■ **Problem**
Write out each record below exactly as it appears, with no pictures.
-*-*-
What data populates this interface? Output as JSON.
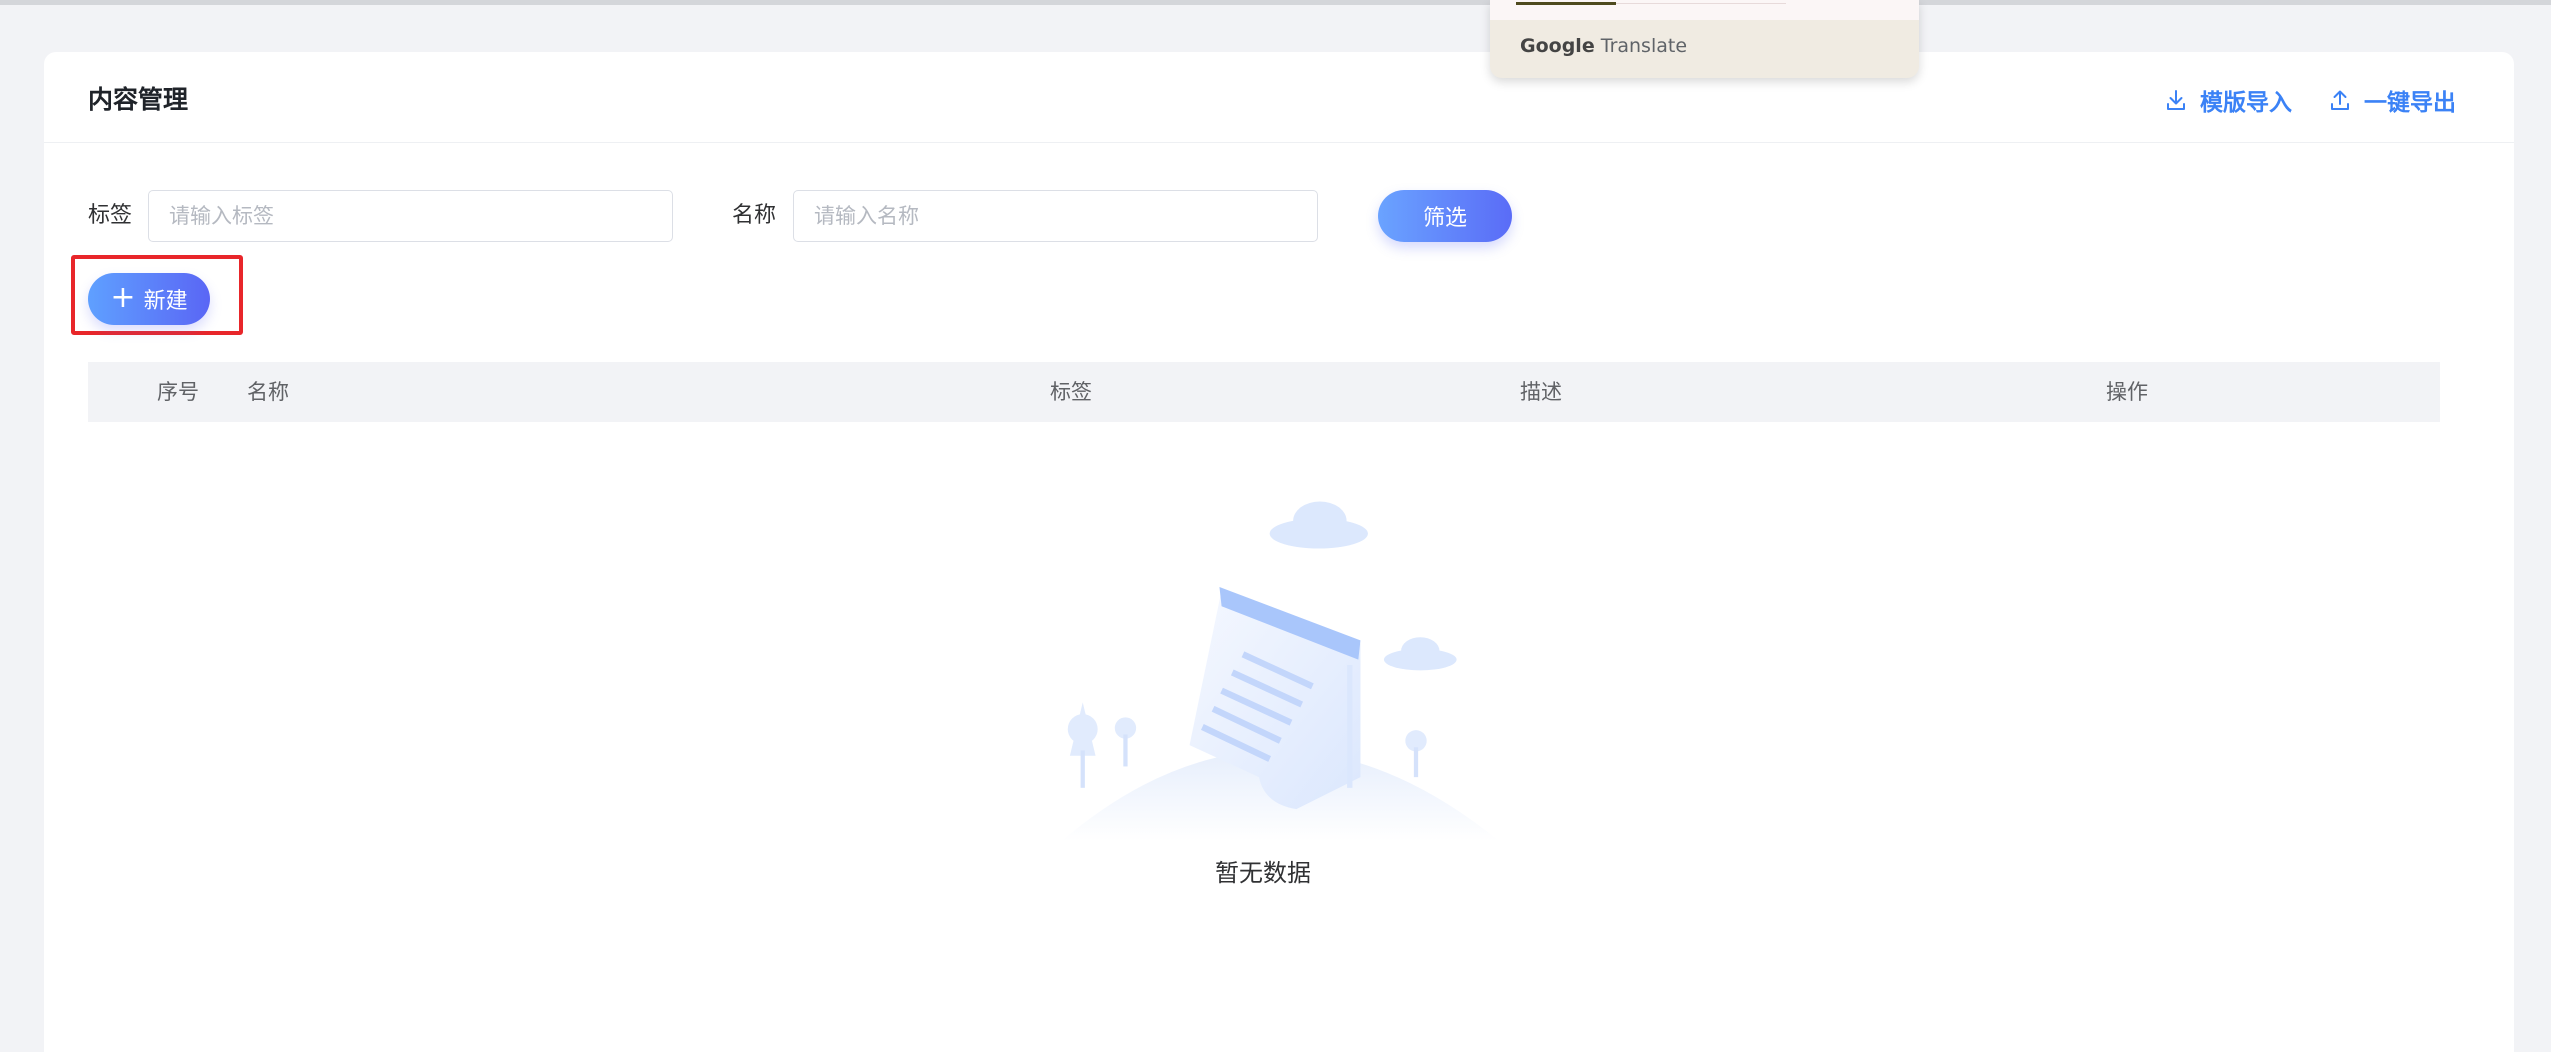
{
  "page": {
    "title": "内容管理"
  },
  "header": {
    "import_label": "模版导入",
    "export_label": "一键导出"
  },
  "filters": {
    "tag_label": "标签",
    "tag_placeholder": "请输入标签",
    "name_label": "名称",
    "name_placeholder": "请输入名称",
    "filter_button": "筛选"
  },
  "toolbar": {
    "new_label": "新建"
  },
  "table": {
    "columns": [
      "序号",
      "名称",
      "标签",
      "描述",
      "操作"
    ],
    "rows": [],
    "empty_text": "暂无数据"
  },
  "translate_popup": {
    "brand_google": "Google",
    "brand_translate": "Translate"
  },
  "colors": {
    "accent": "#3b82f6",
    "button_gradient_start": "#6aa3ff",
    "button_gradient_end": "#5a6cf7",
    "highlight": "#e8262a"
  }
}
-*-*-
■ **The completed task**
What data populates this interface? Output as JSON.
{
  "page": {
    "title": "内容管理"
  },
  "header": {
    "import_label": "模版导入",
    "export_label": "一键导出"
  },
  "filters": {
    "tag_label": "标签",
    "tag_placeholder": "请输入标签",
    "name_label": "名称",
    "name_placeholder": "请输入名称",
    "filter_button": "筛选"
  },
  "toolbar": {
    "new_label": "新建"
  },
  "table": {
    "columns": [
      "序号",
      "名称",
      "标签",
      "描述",
      "操作"
    ],
    "rows": [],
    "empty_text": "暂无数据"
  },
  "translate_popup": {
    "brand_google": "Google",
    "brand_translate": "Translate"
  },
  "colors": {
    "accent": "#3b82f6",
    "button_gradient_start": "#6aa3ff",
    "button_gradient_end": "#5a6cf7",
    "highlight": "#e8262a"
  }
}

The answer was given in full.